[start of Dataset records]

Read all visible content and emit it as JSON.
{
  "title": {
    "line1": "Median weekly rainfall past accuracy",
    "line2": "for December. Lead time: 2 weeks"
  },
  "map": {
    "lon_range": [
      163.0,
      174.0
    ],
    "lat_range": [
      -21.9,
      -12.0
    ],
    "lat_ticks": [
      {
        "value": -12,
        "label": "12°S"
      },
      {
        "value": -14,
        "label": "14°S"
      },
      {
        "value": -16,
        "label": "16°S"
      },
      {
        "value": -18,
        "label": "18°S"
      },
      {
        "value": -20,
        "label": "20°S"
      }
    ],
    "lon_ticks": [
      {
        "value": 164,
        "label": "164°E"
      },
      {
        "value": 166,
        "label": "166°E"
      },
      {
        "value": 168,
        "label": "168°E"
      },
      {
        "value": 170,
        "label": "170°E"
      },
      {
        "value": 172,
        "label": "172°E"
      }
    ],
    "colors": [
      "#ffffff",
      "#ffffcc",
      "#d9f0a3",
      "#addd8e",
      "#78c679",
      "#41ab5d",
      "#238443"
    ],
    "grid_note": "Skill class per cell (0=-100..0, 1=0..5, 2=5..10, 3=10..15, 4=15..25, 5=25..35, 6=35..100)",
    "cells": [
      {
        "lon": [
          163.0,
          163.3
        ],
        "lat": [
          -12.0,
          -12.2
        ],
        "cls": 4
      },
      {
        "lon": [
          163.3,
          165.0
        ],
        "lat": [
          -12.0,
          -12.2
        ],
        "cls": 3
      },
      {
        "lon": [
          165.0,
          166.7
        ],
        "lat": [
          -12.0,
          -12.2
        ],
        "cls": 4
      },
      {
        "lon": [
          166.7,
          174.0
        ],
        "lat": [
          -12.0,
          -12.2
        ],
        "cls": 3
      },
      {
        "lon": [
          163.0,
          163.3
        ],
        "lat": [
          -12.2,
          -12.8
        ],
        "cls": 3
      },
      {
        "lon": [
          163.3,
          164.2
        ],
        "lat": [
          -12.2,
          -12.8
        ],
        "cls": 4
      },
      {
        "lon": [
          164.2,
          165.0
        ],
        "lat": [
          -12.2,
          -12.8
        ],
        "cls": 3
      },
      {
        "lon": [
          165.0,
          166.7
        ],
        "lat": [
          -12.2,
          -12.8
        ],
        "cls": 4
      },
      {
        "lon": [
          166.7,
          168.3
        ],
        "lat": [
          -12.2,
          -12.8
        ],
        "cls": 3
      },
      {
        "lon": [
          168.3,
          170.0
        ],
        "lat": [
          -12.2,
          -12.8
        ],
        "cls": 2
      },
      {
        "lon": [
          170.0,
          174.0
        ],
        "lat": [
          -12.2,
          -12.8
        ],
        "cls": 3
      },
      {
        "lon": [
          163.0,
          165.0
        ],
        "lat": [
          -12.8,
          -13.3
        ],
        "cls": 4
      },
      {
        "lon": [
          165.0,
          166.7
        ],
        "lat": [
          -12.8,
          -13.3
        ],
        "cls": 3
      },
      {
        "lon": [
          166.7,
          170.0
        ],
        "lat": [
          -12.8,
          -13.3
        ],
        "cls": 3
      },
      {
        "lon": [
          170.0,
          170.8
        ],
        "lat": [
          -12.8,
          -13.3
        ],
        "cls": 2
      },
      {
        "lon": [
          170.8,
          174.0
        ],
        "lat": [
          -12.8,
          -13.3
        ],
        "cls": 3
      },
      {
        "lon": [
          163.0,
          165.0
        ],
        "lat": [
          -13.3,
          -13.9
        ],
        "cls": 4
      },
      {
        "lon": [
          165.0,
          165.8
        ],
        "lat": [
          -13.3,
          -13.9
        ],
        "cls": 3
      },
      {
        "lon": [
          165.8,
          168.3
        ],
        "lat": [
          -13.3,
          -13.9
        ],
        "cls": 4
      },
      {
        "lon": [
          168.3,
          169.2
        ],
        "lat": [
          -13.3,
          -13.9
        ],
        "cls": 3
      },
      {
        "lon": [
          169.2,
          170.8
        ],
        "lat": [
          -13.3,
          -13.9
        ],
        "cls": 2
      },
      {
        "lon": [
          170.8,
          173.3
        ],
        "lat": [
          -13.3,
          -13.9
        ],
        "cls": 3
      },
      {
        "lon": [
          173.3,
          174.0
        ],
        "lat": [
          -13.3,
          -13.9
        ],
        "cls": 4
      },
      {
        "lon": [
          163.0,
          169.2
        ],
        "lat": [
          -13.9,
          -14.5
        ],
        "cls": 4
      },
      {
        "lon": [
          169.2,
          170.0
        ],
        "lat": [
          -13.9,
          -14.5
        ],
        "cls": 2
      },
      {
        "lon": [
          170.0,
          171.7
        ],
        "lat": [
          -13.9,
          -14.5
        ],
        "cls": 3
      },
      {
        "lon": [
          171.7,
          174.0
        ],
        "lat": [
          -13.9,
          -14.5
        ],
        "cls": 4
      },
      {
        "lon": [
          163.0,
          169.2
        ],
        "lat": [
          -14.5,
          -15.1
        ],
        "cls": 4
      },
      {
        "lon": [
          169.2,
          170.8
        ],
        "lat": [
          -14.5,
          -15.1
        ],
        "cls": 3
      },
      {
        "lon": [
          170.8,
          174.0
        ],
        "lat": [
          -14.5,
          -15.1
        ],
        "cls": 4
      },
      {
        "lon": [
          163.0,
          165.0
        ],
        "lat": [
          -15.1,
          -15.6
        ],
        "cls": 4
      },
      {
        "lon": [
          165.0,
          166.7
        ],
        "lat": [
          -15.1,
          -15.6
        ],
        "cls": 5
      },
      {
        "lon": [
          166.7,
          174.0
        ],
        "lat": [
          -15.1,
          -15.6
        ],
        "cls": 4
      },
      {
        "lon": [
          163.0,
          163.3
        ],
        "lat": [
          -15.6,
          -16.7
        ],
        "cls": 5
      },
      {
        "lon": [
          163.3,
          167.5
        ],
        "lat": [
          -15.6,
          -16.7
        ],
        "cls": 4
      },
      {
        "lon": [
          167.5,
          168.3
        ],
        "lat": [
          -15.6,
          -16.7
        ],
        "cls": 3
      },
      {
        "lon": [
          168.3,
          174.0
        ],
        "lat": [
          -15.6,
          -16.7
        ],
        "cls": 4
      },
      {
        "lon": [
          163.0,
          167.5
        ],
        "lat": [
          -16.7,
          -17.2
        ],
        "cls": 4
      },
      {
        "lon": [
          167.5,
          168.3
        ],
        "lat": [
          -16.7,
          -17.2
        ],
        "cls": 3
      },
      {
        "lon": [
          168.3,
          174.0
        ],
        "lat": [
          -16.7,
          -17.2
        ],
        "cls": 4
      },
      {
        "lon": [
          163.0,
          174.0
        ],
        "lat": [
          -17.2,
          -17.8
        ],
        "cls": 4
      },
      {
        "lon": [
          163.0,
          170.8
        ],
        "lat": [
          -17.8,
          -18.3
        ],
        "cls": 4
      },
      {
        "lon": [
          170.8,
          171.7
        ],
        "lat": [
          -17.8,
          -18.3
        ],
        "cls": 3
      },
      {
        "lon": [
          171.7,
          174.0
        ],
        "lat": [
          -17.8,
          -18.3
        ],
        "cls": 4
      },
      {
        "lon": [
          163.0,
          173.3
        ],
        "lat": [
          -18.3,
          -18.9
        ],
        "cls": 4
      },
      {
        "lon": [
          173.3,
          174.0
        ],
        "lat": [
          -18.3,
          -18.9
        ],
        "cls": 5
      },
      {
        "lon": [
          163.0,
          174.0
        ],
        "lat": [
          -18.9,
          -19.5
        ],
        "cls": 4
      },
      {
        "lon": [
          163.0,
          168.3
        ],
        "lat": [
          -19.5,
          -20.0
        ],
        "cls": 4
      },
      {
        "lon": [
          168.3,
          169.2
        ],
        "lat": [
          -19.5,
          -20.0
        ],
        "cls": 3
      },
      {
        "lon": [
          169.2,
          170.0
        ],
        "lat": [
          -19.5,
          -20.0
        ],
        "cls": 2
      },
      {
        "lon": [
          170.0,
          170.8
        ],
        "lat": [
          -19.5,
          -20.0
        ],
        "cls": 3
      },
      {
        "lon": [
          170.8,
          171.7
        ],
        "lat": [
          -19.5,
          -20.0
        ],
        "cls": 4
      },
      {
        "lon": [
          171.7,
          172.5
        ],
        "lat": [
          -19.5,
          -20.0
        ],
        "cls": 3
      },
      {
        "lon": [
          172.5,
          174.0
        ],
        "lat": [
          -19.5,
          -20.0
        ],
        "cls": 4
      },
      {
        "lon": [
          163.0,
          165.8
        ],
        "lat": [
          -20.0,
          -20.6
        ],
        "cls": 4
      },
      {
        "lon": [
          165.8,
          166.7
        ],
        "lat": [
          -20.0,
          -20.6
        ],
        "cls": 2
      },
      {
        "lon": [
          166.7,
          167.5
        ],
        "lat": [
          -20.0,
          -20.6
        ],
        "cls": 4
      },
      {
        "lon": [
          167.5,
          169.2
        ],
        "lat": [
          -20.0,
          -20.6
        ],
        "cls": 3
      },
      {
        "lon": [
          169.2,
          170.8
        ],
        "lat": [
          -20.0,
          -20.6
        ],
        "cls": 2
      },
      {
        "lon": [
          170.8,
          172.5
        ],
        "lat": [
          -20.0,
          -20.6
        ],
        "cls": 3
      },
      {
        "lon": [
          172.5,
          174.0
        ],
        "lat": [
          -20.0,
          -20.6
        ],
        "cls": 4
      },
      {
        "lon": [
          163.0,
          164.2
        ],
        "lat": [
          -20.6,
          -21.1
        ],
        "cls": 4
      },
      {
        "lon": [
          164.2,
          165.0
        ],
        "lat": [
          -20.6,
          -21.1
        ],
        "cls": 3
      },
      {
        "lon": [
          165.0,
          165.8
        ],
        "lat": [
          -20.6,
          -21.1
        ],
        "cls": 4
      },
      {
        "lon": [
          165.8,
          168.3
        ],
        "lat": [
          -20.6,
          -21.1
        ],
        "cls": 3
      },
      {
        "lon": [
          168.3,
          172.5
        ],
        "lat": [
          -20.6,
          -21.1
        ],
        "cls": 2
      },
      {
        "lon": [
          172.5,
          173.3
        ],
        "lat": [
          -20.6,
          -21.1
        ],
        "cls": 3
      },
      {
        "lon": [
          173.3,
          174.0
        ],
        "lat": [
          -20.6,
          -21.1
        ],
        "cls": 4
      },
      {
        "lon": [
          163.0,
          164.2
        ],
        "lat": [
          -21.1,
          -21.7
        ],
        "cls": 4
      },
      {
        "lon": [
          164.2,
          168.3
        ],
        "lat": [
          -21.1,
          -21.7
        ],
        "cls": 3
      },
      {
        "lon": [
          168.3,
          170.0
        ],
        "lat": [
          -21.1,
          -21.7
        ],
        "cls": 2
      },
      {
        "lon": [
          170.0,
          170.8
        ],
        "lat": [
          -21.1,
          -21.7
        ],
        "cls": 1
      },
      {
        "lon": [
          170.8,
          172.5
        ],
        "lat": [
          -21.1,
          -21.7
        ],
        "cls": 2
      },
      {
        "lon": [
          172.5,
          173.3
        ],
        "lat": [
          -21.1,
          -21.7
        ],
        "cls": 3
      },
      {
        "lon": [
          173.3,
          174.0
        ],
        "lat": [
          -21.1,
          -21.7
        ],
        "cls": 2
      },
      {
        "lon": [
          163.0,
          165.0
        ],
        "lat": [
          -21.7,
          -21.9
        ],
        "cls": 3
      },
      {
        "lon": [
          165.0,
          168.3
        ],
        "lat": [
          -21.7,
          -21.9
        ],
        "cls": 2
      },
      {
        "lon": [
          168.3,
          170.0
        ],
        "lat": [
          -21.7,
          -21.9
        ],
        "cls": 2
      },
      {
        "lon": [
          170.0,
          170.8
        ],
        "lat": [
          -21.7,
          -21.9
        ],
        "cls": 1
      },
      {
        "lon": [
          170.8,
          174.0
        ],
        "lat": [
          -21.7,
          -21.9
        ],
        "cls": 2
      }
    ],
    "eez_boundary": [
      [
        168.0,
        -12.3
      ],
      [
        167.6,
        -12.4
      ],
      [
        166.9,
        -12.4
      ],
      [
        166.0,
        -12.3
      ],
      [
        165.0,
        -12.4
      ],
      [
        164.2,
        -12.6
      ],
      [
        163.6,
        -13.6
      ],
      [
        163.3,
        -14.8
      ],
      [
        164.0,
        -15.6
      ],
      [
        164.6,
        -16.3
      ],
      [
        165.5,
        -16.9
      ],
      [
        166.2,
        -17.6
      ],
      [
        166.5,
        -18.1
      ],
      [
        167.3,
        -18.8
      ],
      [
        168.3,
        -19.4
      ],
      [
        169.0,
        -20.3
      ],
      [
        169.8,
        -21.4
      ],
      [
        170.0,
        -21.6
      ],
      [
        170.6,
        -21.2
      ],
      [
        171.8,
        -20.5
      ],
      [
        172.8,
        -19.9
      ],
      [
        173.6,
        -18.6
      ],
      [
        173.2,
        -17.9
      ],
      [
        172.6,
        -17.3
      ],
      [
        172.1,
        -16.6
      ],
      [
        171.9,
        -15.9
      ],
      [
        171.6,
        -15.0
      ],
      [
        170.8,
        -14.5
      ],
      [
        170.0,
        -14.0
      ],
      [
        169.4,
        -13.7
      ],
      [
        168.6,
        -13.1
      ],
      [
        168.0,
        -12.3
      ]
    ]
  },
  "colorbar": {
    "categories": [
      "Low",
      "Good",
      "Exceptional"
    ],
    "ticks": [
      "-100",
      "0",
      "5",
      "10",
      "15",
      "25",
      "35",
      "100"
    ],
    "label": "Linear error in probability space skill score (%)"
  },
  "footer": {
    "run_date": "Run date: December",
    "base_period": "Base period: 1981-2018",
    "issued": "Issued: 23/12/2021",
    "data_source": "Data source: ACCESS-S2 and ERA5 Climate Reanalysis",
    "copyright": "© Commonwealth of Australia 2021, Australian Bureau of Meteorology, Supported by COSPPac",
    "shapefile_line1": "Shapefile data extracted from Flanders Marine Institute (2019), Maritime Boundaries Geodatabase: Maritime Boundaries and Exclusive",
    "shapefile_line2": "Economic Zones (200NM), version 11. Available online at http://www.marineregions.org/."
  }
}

[end of Dataset records]

__To do__: Reply with one number only: how many lines of the listing hold "label"?

__Answer to this exercise__: 11